EXTRAIT PRÉSENTÉ:
╭──

POUR TOUTES CES RAISONS :

[135]      J’ACCUEILLE en partie la requête du requérant quant à la question de la saisie de la boîte de munitions de calibre 9 mm.

[136]      JE DÉCLARE que la boîte de munitions de calibre 9 mm qui a été saisie par la police militaire le 25 octobre 2019 a été obtenue d’une façon qui portait atteinte aux droits du sergent Pépin que l’article 8 de la Charte lui reconnaît, et l’obtention de celle-ci a été faite dans des conditions qui portent atteinte aux droits que lui confère ce même article de la Charte.

[137]      J’ORDONNE l’exclusion de la boîte de munitions de calibre 9 mm à titre de preuve conformément au paragraphe 24(2) de la Charte, car son admission déconsidérait l’administration de la justice.

[138]      JE DÉCLARE que l’obtention des déclarations verbales du sergent Pépin fait à la police militaire les 10, 14 et 16 novembre 2019 n’ont pas été obtenues d’une façon qui portait atteinte au droit du sergent Pépin prévu aux alinéas 10a) et 10b) de la Charte.

╰──

TRAVAIL DEMANDÉ: Recopiez l'extrait de « [136]      JE DÉCLARE » à « de la justice. » en remplaçant « police militaire » par « gendarmerie ». La liste n'a aucun lien avec l'extrait.

DONNÉES EXTRAITES:

╭──

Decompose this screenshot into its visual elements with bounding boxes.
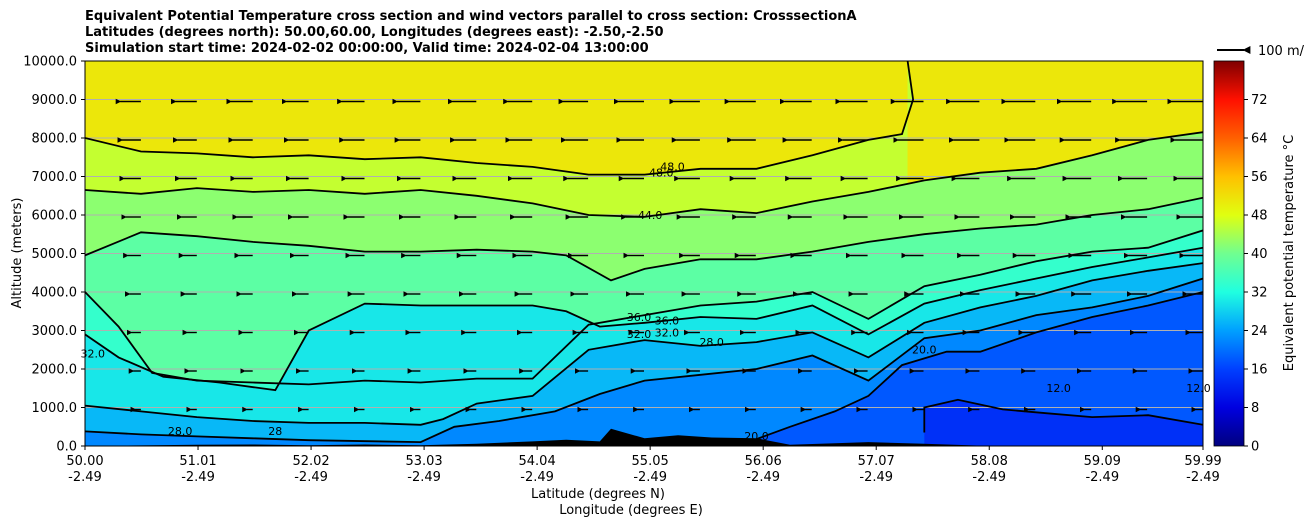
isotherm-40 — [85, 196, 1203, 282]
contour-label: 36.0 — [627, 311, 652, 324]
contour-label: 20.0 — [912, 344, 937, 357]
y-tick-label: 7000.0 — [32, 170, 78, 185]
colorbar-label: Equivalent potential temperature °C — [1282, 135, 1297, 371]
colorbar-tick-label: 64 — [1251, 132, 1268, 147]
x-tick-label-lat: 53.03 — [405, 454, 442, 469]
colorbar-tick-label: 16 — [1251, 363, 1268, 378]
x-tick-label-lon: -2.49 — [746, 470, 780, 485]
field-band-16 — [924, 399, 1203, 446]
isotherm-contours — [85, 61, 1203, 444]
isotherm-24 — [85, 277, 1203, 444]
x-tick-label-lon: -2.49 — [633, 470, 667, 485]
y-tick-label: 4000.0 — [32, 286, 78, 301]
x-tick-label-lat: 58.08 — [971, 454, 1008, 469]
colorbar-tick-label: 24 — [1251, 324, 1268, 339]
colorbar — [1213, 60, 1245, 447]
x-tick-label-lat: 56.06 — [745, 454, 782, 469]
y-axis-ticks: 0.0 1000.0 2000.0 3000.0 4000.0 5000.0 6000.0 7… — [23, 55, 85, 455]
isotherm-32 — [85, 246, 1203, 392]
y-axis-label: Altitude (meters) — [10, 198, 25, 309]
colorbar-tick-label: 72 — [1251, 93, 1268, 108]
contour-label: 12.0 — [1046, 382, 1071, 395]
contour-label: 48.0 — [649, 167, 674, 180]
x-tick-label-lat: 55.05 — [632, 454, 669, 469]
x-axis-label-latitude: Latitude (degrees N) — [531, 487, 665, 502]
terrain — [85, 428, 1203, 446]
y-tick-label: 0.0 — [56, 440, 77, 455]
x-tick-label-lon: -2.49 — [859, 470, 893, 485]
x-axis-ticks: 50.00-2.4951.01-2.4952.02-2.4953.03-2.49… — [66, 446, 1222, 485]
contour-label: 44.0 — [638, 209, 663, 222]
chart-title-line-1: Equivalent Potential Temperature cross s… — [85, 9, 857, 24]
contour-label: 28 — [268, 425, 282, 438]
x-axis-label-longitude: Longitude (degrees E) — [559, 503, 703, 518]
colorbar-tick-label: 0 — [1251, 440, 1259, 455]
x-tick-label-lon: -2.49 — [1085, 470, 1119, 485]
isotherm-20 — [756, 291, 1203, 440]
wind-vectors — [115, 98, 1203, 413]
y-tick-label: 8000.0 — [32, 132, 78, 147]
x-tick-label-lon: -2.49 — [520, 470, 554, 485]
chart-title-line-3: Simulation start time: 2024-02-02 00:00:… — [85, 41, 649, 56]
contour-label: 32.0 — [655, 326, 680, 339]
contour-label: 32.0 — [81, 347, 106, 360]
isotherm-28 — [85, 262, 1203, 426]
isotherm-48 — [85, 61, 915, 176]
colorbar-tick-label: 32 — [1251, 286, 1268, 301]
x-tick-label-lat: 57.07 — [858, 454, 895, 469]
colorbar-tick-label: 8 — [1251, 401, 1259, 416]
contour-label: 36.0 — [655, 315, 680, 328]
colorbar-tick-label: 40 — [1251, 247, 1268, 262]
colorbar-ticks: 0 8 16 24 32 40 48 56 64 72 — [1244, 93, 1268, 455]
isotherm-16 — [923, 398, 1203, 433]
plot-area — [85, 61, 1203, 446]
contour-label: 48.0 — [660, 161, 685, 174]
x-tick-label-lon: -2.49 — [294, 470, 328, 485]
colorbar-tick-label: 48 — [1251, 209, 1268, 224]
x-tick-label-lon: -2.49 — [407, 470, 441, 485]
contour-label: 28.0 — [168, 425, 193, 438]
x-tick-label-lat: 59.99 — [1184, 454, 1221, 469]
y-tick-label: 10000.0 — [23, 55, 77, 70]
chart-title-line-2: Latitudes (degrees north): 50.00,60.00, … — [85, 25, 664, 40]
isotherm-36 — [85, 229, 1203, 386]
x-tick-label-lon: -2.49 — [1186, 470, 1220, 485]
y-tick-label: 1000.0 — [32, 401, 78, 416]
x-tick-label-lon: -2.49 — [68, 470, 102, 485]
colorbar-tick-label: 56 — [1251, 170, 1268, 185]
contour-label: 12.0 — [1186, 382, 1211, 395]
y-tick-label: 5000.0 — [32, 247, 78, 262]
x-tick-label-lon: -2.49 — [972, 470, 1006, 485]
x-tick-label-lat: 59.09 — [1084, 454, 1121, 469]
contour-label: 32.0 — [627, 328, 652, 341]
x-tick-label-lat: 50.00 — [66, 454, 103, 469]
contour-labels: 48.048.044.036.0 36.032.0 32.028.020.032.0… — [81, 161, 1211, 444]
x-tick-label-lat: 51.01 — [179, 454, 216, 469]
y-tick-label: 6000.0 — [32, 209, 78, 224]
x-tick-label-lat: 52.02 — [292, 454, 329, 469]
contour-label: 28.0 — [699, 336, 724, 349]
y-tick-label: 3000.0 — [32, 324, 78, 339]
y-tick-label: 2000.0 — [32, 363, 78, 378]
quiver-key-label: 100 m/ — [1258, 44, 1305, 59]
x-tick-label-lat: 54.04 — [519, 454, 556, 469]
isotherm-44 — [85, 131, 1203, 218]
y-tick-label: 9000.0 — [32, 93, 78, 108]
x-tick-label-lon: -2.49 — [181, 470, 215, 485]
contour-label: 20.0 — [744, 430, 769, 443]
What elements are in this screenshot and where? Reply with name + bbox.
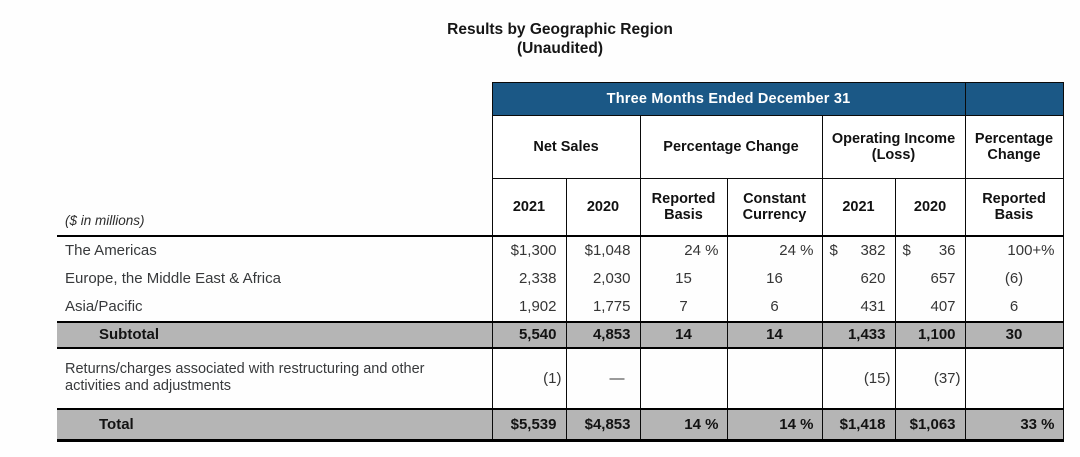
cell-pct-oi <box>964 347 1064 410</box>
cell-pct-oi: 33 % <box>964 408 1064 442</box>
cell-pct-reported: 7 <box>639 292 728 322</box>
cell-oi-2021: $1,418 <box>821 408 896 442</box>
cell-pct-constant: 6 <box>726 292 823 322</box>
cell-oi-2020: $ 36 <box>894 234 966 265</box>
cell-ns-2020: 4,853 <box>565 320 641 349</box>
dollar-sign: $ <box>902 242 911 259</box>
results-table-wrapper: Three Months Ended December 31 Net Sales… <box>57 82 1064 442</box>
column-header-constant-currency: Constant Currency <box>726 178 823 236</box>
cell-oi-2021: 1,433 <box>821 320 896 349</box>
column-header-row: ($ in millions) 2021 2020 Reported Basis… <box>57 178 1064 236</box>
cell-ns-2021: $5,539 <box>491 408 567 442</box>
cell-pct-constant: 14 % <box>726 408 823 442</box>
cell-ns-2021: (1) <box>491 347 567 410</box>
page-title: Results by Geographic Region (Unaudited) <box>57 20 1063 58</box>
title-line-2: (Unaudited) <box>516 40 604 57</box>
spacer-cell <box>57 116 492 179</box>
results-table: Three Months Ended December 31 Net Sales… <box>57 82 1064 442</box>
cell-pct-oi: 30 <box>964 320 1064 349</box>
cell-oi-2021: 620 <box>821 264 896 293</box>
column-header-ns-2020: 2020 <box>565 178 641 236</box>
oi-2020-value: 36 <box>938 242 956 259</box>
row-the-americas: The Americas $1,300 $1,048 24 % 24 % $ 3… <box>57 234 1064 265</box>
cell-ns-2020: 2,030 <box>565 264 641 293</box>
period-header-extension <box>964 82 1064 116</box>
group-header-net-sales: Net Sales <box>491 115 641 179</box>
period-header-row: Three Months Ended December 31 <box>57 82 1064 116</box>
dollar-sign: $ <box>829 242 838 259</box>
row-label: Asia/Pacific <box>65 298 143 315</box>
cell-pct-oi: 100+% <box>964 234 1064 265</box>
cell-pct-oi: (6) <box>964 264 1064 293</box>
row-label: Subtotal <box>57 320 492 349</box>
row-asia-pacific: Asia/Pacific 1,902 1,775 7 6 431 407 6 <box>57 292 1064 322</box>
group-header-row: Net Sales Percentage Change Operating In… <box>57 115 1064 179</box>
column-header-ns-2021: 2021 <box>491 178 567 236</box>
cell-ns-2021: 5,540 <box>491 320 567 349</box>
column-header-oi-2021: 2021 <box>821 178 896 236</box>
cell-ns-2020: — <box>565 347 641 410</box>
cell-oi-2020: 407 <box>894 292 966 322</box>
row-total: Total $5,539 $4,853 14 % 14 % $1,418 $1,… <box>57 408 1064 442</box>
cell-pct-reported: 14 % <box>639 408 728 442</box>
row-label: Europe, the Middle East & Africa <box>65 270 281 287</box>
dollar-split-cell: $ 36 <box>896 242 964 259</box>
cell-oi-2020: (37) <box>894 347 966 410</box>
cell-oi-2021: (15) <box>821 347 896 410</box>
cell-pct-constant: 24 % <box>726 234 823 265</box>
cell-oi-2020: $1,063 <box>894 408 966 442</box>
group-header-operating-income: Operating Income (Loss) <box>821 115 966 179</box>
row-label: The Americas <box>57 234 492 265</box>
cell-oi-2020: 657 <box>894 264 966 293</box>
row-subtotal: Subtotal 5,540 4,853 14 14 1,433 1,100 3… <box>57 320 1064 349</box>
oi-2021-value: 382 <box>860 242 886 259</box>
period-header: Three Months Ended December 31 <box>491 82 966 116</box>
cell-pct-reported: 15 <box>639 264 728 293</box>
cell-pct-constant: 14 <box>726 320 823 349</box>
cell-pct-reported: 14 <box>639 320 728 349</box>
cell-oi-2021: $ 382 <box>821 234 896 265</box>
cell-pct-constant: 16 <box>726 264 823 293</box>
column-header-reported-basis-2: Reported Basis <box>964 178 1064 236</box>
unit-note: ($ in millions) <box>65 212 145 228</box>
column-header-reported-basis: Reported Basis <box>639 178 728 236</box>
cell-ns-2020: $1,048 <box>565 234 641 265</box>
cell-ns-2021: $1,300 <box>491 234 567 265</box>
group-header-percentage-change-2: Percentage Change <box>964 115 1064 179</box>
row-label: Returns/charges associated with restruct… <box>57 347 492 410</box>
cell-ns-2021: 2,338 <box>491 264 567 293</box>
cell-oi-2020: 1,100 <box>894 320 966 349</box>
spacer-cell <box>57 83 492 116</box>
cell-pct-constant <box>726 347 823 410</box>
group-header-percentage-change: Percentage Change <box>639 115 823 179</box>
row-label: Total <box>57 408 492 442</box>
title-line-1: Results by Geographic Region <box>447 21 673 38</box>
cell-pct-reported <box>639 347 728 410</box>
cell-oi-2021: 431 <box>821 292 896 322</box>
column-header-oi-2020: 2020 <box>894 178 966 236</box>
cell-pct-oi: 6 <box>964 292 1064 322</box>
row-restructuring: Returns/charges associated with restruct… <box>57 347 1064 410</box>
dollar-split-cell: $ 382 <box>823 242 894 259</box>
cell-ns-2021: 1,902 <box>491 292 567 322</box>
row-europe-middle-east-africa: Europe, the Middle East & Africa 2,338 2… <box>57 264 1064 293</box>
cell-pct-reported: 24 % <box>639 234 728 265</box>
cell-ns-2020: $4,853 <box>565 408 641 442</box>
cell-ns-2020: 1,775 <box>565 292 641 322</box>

╰──
╭──

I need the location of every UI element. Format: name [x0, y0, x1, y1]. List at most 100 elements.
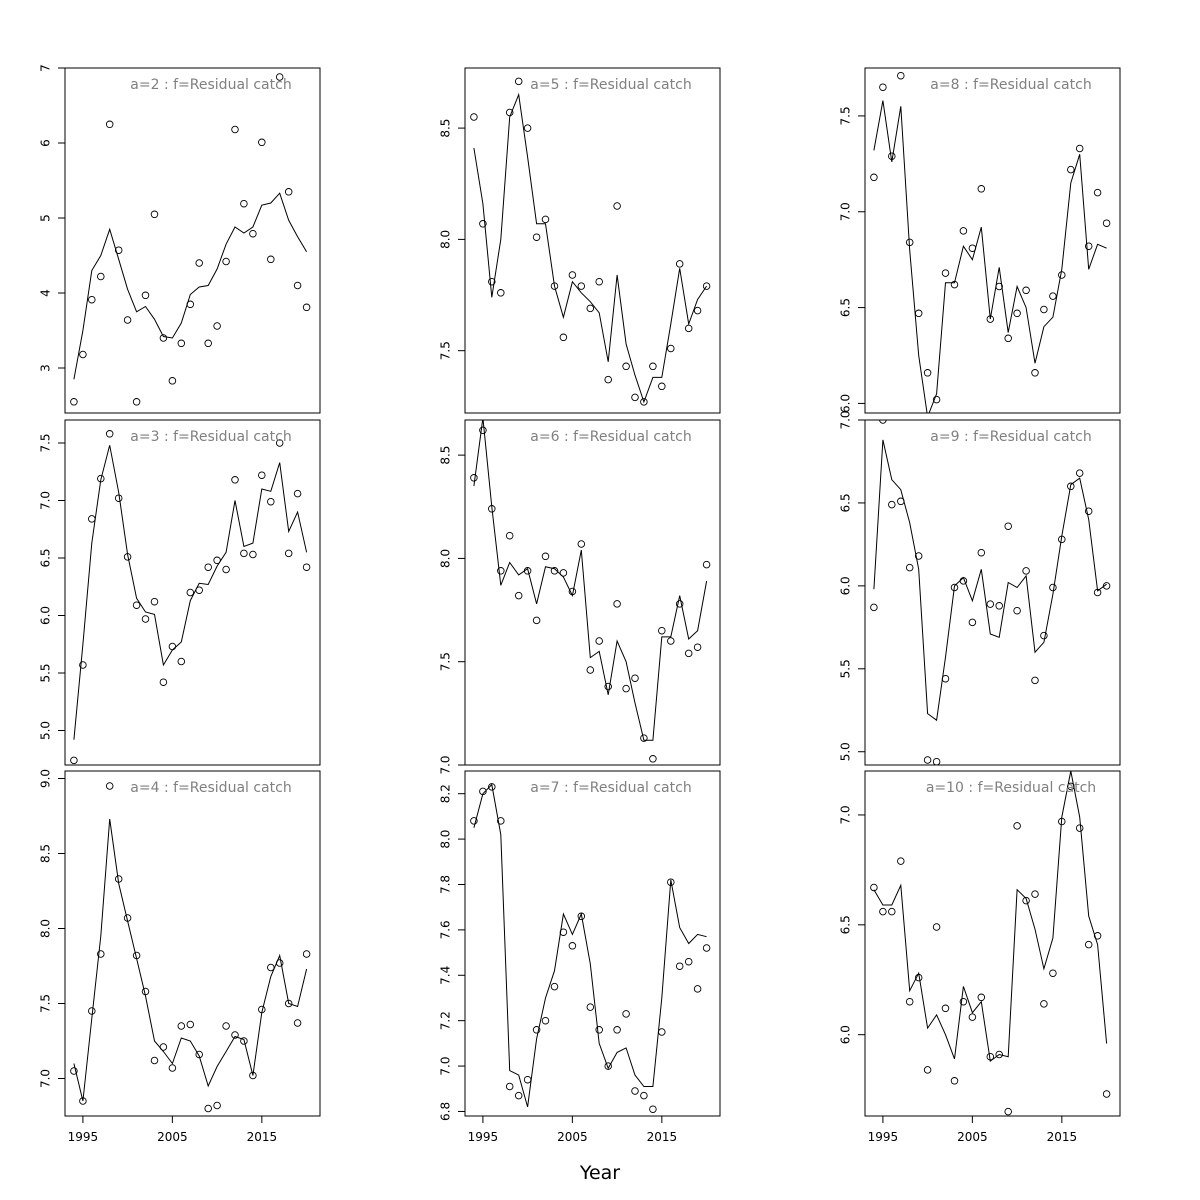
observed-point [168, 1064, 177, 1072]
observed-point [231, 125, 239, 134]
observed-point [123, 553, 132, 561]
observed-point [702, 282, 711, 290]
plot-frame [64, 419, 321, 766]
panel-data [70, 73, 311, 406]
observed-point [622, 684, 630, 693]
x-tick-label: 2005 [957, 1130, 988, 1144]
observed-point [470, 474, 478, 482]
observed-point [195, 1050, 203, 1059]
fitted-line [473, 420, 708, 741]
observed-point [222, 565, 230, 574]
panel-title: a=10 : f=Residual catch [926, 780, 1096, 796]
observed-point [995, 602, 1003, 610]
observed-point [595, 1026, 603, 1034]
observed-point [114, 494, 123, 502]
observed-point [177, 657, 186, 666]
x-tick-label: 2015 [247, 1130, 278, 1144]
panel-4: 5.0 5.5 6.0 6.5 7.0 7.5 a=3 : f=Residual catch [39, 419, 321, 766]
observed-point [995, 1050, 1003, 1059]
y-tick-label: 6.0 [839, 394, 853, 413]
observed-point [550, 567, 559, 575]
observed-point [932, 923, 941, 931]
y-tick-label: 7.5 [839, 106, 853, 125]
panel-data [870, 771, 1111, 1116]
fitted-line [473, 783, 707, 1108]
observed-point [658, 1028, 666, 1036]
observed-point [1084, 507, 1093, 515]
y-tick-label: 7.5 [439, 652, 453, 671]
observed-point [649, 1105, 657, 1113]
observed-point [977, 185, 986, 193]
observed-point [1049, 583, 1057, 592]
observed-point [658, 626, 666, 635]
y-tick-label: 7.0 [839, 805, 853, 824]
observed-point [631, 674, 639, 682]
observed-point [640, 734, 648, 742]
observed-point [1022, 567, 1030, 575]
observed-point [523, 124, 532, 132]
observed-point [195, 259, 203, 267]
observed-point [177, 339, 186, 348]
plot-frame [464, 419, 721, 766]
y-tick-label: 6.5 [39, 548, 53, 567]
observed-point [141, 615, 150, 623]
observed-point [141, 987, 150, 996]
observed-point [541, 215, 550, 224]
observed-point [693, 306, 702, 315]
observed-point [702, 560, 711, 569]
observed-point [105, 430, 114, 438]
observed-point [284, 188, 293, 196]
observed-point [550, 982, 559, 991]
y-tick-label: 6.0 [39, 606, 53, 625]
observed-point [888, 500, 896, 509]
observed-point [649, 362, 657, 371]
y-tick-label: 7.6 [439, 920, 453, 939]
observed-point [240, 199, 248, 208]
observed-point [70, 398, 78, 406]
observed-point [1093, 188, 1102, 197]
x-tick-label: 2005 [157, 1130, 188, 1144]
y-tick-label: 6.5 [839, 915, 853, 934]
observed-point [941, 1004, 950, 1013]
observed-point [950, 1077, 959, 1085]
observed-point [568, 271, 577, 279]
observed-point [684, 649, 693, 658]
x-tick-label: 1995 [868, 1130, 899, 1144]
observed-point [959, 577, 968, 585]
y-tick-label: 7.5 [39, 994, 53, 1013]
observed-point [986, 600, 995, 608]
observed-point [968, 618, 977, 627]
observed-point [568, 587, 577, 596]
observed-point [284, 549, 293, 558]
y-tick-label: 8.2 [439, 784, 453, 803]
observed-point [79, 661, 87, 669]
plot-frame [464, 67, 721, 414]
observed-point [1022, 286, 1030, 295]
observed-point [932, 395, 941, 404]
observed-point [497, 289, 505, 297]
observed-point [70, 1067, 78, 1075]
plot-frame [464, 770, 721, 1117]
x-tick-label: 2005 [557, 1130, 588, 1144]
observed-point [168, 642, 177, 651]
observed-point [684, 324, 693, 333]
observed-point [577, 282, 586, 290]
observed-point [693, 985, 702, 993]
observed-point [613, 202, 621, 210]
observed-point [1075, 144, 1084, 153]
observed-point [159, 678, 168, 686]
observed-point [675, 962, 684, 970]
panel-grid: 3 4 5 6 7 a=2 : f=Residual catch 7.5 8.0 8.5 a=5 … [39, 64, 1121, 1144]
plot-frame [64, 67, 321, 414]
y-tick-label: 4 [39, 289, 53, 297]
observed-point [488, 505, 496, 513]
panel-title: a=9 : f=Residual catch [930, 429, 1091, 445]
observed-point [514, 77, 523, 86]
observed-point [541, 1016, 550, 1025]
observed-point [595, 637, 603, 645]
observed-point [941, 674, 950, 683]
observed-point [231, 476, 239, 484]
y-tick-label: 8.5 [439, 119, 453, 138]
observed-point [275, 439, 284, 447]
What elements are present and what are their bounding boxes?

╰──

RÉPONSE:
[136]      JE DÉCLARE que la boîte de munitions de calibre 9 mm qui a été saisie par la gendarmerie le 25 octobre 2019 a été obtenue d’une façon qui portait atteinte aux droits du sergent Pépin que l’article 8 de la Charte lui reconnaît, et l’obtention de celle-ci a été faite dans des conditions qui portent atteinte aux droits que lui confère ce même article de la Charte.

[137]      J’ORDONNE l’exclusion de la boîte de munitions de calibre 9 mm à titre de preuve conformément au paragraphe 24(2) de la Charte, car son admission déconsidérait l’administration de la justice.